Exactly how many lines have the word "Attn"? Answer with the bare number.

* Begin Raw data *

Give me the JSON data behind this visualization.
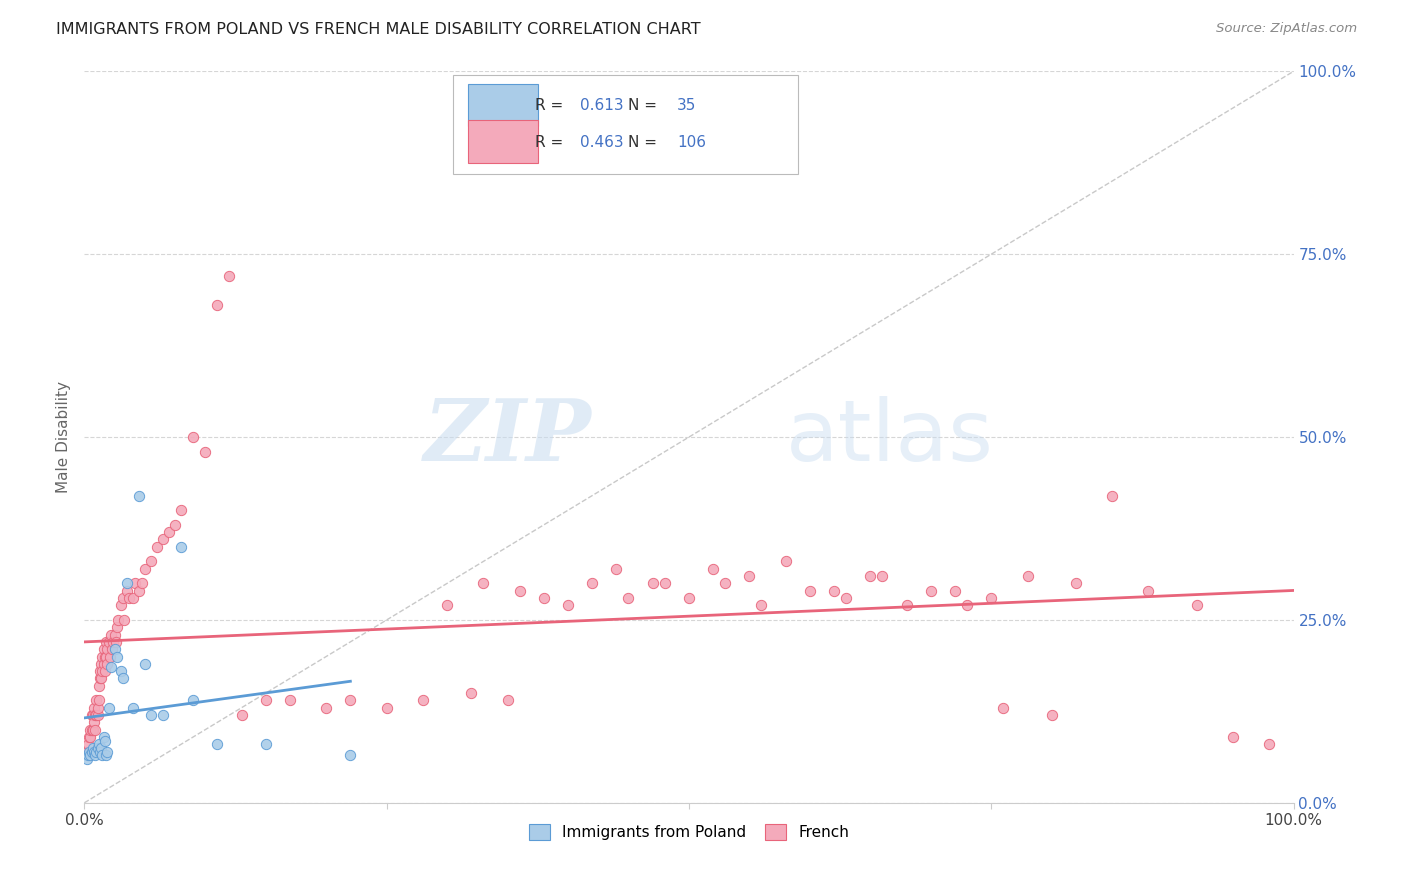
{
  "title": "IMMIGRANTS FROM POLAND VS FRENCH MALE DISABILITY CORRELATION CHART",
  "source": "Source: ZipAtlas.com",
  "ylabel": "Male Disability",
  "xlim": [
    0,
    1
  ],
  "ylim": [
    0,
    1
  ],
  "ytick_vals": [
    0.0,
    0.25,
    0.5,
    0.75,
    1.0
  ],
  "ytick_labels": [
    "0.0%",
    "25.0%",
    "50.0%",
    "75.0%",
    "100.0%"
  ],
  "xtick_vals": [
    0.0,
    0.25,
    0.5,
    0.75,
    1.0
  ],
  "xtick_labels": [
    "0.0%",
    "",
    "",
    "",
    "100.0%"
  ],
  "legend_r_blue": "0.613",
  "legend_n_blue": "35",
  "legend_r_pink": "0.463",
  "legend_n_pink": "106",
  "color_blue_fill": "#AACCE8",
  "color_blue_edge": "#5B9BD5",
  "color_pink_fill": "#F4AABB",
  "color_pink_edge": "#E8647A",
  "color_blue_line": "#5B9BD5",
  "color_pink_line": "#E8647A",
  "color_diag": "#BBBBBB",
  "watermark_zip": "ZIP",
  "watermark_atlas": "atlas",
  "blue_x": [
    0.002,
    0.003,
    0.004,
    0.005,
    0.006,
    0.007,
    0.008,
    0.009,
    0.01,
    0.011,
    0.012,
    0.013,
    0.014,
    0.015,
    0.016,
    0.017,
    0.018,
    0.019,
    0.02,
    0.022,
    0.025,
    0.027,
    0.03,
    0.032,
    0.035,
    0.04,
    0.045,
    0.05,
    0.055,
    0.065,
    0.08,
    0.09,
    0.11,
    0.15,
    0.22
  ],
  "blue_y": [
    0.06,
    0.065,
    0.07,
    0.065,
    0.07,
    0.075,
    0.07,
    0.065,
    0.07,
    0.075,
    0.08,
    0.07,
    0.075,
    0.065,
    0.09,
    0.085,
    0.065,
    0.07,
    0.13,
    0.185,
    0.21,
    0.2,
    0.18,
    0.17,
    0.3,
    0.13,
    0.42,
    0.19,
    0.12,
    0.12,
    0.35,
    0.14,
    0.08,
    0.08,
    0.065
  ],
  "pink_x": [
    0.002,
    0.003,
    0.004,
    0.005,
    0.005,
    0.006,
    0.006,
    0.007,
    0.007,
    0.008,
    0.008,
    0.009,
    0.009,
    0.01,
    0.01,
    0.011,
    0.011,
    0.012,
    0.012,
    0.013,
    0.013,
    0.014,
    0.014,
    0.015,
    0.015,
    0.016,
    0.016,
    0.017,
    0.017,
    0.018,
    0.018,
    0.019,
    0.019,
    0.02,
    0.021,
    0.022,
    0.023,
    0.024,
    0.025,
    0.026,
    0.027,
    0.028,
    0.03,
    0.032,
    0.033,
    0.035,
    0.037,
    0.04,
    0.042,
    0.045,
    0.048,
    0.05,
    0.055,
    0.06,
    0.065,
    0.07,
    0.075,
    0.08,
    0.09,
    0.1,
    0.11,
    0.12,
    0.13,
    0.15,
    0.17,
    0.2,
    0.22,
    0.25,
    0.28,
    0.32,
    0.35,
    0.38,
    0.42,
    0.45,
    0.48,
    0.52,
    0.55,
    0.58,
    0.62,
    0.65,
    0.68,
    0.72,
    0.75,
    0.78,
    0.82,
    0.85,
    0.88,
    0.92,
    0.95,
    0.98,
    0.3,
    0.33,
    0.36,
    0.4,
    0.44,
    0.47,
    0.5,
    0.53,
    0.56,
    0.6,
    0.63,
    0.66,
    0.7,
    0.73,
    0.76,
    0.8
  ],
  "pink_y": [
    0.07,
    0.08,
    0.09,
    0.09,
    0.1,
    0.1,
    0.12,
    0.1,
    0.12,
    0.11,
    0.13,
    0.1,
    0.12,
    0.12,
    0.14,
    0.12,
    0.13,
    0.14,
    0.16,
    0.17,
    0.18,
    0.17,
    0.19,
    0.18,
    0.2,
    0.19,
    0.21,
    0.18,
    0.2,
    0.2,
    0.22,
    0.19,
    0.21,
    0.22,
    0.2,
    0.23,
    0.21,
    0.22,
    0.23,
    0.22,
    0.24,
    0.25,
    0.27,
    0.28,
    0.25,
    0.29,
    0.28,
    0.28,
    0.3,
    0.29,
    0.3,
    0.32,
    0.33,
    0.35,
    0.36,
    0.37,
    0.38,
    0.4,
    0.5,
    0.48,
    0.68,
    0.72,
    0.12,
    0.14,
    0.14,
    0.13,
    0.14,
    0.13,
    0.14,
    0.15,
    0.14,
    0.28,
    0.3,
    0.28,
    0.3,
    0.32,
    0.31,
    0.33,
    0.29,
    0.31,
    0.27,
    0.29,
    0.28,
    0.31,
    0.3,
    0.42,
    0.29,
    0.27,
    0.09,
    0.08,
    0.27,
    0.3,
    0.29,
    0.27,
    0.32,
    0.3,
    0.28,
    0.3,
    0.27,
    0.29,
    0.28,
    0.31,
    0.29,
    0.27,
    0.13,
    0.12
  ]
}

* End Raw data *
* Begin Raw data *

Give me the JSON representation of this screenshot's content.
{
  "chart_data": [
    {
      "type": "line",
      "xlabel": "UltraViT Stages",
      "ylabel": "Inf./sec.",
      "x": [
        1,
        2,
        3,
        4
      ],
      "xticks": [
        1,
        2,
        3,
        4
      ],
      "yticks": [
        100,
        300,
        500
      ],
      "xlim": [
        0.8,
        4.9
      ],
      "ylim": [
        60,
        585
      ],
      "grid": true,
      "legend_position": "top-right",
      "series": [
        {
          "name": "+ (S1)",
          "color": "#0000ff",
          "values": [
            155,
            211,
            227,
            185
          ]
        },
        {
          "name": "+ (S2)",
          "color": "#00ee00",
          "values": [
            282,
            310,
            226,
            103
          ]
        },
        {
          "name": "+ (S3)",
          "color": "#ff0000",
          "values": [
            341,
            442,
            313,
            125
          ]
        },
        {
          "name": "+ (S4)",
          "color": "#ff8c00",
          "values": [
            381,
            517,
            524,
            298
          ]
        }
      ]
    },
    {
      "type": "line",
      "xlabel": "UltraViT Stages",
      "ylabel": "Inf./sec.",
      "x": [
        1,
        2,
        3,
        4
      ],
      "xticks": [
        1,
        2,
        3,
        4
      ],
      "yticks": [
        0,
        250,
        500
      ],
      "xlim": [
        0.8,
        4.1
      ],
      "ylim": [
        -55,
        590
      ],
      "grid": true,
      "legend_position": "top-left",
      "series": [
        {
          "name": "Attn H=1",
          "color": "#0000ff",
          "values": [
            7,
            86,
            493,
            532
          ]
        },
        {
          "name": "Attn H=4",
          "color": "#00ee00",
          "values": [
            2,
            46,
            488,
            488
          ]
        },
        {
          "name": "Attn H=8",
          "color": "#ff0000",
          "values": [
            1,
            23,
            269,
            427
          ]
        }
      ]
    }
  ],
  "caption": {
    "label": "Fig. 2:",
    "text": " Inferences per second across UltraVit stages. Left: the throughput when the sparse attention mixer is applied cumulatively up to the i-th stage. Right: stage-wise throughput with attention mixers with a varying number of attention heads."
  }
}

* End Raw data *

Full response
3